— BEGIN SUPPLIED ENTRIES —
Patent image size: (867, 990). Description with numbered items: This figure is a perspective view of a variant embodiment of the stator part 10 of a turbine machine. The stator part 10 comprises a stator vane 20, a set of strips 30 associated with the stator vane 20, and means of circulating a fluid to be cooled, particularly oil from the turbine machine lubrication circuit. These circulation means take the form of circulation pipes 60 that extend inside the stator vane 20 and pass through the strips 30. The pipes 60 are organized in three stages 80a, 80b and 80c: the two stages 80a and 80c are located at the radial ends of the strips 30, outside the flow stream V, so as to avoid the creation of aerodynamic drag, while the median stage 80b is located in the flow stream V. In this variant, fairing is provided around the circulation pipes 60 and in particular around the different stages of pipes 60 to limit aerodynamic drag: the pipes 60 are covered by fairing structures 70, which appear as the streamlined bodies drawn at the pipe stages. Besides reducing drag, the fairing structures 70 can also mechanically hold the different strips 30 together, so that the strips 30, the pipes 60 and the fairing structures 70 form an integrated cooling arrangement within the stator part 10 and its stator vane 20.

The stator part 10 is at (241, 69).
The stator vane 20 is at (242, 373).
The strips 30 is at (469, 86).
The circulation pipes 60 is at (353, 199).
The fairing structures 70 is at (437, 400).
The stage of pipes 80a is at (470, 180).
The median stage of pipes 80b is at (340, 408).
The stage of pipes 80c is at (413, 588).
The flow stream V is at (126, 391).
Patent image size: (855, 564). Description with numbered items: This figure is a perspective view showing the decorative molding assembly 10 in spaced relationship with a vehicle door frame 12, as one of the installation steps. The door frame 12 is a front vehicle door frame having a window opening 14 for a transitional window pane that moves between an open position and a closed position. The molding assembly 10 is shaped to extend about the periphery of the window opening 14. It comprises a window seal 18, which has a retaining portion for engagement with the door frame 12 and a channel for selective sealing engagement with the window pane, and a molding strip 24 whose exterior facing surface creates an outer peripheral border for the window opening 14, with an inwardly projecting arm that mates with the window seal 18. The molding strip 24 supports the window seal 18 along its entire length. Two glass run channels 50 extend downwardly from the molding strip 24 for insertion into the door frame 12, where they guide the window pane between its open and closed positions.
— END SUPPLIED ENTRIES —
**TASK DESCRIPTION**
Convert every line in the rows above into a JSON array of strings with one string per line. Omit blank lines.

**TASK ANSWER**
[
  "Patent image size: (867, 990). Description with numbered items: This figure is a perspective view of a variant embodiment of the stator part 10 of a turbine machine. The stator part 10 comprises a stator vane 20, a set of strips 30 associated with the stator vane 20, and means of circulating a fluid to be cooled, particularly oil from the turbine machine lubrication circuit. These circulation means take the form of circulation pipes 60 that extend inside the stator vane 20 and pass through the strips 30. The pipes 60 are organized in three stages 80a, 80b and 80c: the two stages 80a and 80c are located at the radial ends of the strips 30, outside the flow stream V, so as to avoid the creation of aerodynamic drag, while the median stage 80b is located in the flow stream V. In this variant, fairing is provided around the circulation pipes 60 and in particular around the different stages of pipes 60 to limit aerodynamic drag: the pipes 60 are covered by fairing structures 70, which appear as the streamlined bodies drawn at the pipe stages. Besides reducing drag, the fairing structures 70 can also mechanically hold the different strips 30 together, so that the strips 30, the pipes 60 and the fairing structures 70 form an integrated cooling arrangement within the stator part 10 and its stator vane 20.",
  "The stator part 10 is at (241, 69).",
  "The stator vane 20 is at (242, 373).",
  "The strips 30 is at (469, 86).",
  "The circulation pipes 60 is at (353, 199).",
  "The fairing structures 70 is at (437, 400).",
  "The stage of pipes 80a is at (470, 180).",
  "The median stage of pipes 80b is at (340, 408).",
  "The stage of pipes 80c is at (413, 588).",
  "The flow stream V is at (126, 391).",
  "Patent image size: (855, 564). Description with numbered items: This figure is a perspective view showing the decorative molding assembly 10 in spaced relationship with a vehicle door frame 12, as one of the installation steps. The door frame 12 is a front vehicle door frame having a window opening 14 for a transitional window pane that moves between an open position and a closed position. The molding assembly 10 is shaped to extend about the periphery of the window opening 14. It comprises a window seal 18, which has a retaining portion for engagement with the door frame 12 and a channel for selective sealing engagement with the window pane, and a molding strip 24 whose exterior facing surface creates an outer peripheral border for the window opening 14, with an inwardly projecting arm that mates with the window seal 18. The molding strip 24 supports the window seal 18 along its entire length. Two glass run channels 50 extend downwardly from the molding strip 24 for insertion into the door frame 12, where they guide the window pane between its open and closed positions."
]